** start INFORMATION SUPPLIED **

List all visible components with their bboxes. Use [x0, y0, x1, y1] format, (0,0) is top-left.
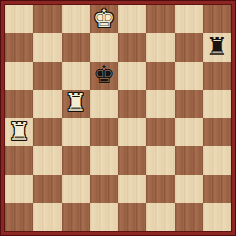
square-f7[interactable]: [146, 33, 174, 61]
chess-board: ♚♜♚♜♜: [4, 4, 232, 232]
square-g1[interactable]: [175, 203, 203, 231]
square-a5[interactable]: [5, 90, 33, 118]
square-d6[interactable]: ♚: [90, 62, 118, 90]
square-f2[interactable]: [146, 175, 174, 203]
square-d8[interactable]: ♚: [90, 5, 118, 33]
white-rook-a4[interactable]: ♜: [8, 119, 30, 144]
square-a8[interactable]: [5, 5, 33, 33]
square-g8[interactable]: [175, 5, 203, 33]
square-f8[interactable]: [146, 5, 174, 33]
white-king-d8[interactable]: ♚: [93, 6, 115, 31]
square-e5[interactable]: [118, 90, 146, 118]
square-c5[interactable]: ♜: [62, 90, 90, 118]
square-a6[interactable]: [5, 62, 33, 90]
square-h4[interactable]: [203, 118, 231, 146]
square-c6[interactable]: [62, 62, 90, 90]
square-c1[interactable]: [62, 203, 90, 231]
square-e8[interactable]: [118, 5, 146, 33]
square-c7[interactable]: [62, 33, 90, 61]
square-g4[interactable]: [175, 118, 203, 146]
square-h8[interactable]: [203, 5, 231, 33]
square-f4[interactable]: [146, 118, 174, 146]
square-h1[interactable]: [203, 203, 231, 231]
square-b8[interactable]: [33, 5, 61, 33]
square-f6[interactable]: [146, 62, 174, 90]
square-d3[interactable]: [90, 146, 118, 174]
square-b1[interactable]: [33, 203, 61, 231]
square-a7[interactable]: [5, 33, 33, 61]
square-a4[interactable]: ♜: [5, 118, 33, 146]
square-h3[interactable]: [203, 146, 231, 174]
square-f3[interactable]: [146, 146, 174, 174]
square-h7[interactable]: ♜: [203, 33, 231, 61]
square-h6[interactable]: [203, 62, 231, 90]
square-g2[interactable]: [175, 175, 203, 203]
square-d1[interactable]: [90, 203, 118, 231]
white-rook-c5[interactable]: ♜: [64, 90, 86, 115]
square-b6[interactable]: [33, 62, 61, 90]
square-e2[interactable]: [118, 175, 146, 203]
square-e3[interactable]: [118, 146, 146, 174]
square-f1[interactable]: [146, 203, 174, 231]
square-a1[interactable]: [5, 203, 33, 231]
square-a3[interactable]: [5, 146, 33, 174]
square-e7[interactable]: [118, 33, 146, 61]
square-d4[interactable]: [90, 118, 118, 146]
square-d5[interactable]: [90, 90, 118, 118]
square-b5[interactable]: [33, 90, 61, 118]
square-g7[interactable]: [175, 33, 203, 61]
square-e4[interactable]: [118, 118, 146, 146]
square-a2[interactable]: [5, 175, 33, 203]
square-d2[interactable]: [90, 175, 118, 203]
square-b7[interactable]: [33, 33, 61, 61]
square-h2[interactable]: [203, 175, 231, 203]
square-b2[interactable]: [33, 175, 61, 203]
black-king-d6[interactable]: ♚: [93, 62, 115, 87]
black-rook-h7[interactable]: ♜: [206, 34, 228, 59]
square-c3[interactable]: [62, 146, 90, 174]
square-d7[interactable]: [90, 33, 118, 61]
square-c2[interactable]: [62, 175, 90, 203]
chess-board-frame: ♚♜♚♜♜: [0, 0, 236, 236]
square-g6[interactable]: [175, 62, 203, 90]
square-f5[interactable]: [146, 90, 174, 118]
square-h5[interactable]: [203, 90, 231, 118]
square-b4[interactable]: [33, 118, 61, 146]
square-b3[interactable]: [33, 146, 61, 174]
square-c4[interactable]: [62, 118, 90, 146]
square-g5[interactable]: [175, 90, 203, 118]
square-e1[interactable]: [118, 203, 146, 231]
square-c8[interactable]: [62, 5, 90, 33]
square-e6[interactable]: [118, 62, 146, 90]
square-g3[interactable]: [175, 146, 203, 174]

** end INFORMATION SUPPLIED **

» PROBLEM TO SOLVE
Rewrite the records with every "interactable" changed to "clickable" and nothing else altered, and leave the pictures out of your answer.

» RESPONSE
List all visible components with their bboxes. Use [x0, y0, x1, y1] format, (0,0) is top-left.
square-f7[clickable]: [146, 33, 174, 61]
chess-board: ♚♜♚♜♜: [4, 4, 232, 232]
square-g1[clickable]: [175, 203, 203, 231]
square-a5[clickable]: [5, 90, 33, 118]
square-d6[clickable]: ♚: [90, 62, 118, 90]
square-f2[clickable]: [146, 175, 174, 203]
square-d8[clickable]: ♚: [90, 5, 118, 33]
white-rook-a4[clickable]: ♜: [8, 119, 30, 144]
square-a8[clickable]: [5, 5, 33, 33]
square-g8[clickable]: [175, 5, 203, 33]
square-f8[clickable]: [146, 5, 174, 33]
white-king-d8[clickable]: ♚: [93, 6, 115, 31]
square-e5[clickable]: [118, 90, 146, 118]
square-c5[clickable]: ♜: [62, 90, 90, 118]
square-a6[clickable]: [5, 62, 33, 90]
square-h4[clickable]: [203, 118, 231, 146]
square-c6[clickable]: [62, 62, 90, 90]
square-c1[clickable]: [62, 203, 90, 231]
square-e8[clickable]: [118, 5, 146, 33]
square-c7[clickable]: [62, 33, 90, 61]
square-g4[clickable]: [175, 118, 203, 146]
square-h8[clickable]: [203, 5, 231, 33]
square-f4[clickable]: [146, 118, 174, 146]
square-h1[clickable]: [203, 203, 231, 231]
square-b8[clickable]: [33, 5, 61, 33]
square-f6[clickable]: [146, 62, 174, 90]
square-d3[clickable]: [90, 146, 118, 174]
square-b1[clickable]: [33, 203, 61, 231]
square-a7[clickable]: [5, 33, 33, 61]
square-a4[clickable]: ♜: [5, 118, 33, 146]
square-h3[clickable]: [203, 146, 231, 174]
square-f3[clickable]: [146, 146, 174, 174]
square-h7[clickable]: ♜: [203, 33, 231, 61]
square-h6[clickable]: [203, 62, 231, 90]
square-g2[clickable]: [175, 175, 203, 203]
square-d1[clickable]: [90, 203, 118, 231]
white-rook-c5[clickable]: ♜: [64, 90, 86, 115]
square-b6[clickable]: [33, 62, 61, 90]
square-e2[clickable]: [118, 175, 146, 203]
square-e3[clickable]: [118, 146, 146, 174]
square-f1[clickable]: [146, 203, 174, 231]
square-a1[clickable]: [5, 203, 33, 231]
square-a3[clickable]: [5, 146, 33, 174]
square-e7[clickable]: [118, 33, 146, 61]
square-d4[clickable]: [90, 118, 118, 146]
square-d5[clickable]: [90, 90, 118, 118]
square-b5[clickable]: [33, 90, 61, 118]
square-g7[clickable]: [175, 33, 203, 61]
square-e4[clickable]: [118, 118, 146, 146]
square-a2[clickable]: [5, 175, 33, 203]
square-d2[clickable]: [90, 175, 118, 203]
square-b7[clickable]: [33, 33, 61, 61]
square-h2[clickable]: [203, 175, 231, 203]
square-b2[clickable]: [33, 175, 61, 203]
black-king-d6[clickable]: ♚: [93, 62, 115, 87]
black-rook-h7[clickable]: ♜: [206, 34, 228, 59]
square-c3[clickable]: [62, 146, 90, 174]
square-d7[clickable]: [90, 33, 118, 61]
square-c2[clickable]: [62, 175, 90, 203]
chess-board-frame: ♚♜♚♜♜: [0, 0, 236, 236]
square-g6[clickable]: [175, 62, 203, 90]
square-f5[clickable]: [146, 90, 174, 118]
square-h5[clickable]: [203, 90, 231, 118]
square-b4[clickable]: [33, 118, 61, 146]
square-b3[clickable]: [33, 146, 61, 174]
square-c4[clickable]: [62, 118, 90, 146]
square-g5[clickable]: [175, 90, 203, 118]
square-e1[clickable]: [118, 203, 146, 231]
square-c8[clickable]: [62, 5, 90, 33]
square-e6[clickable]: [118, 62, 146, 90]
square-g3[clickable]: [175, 146, 203, 174]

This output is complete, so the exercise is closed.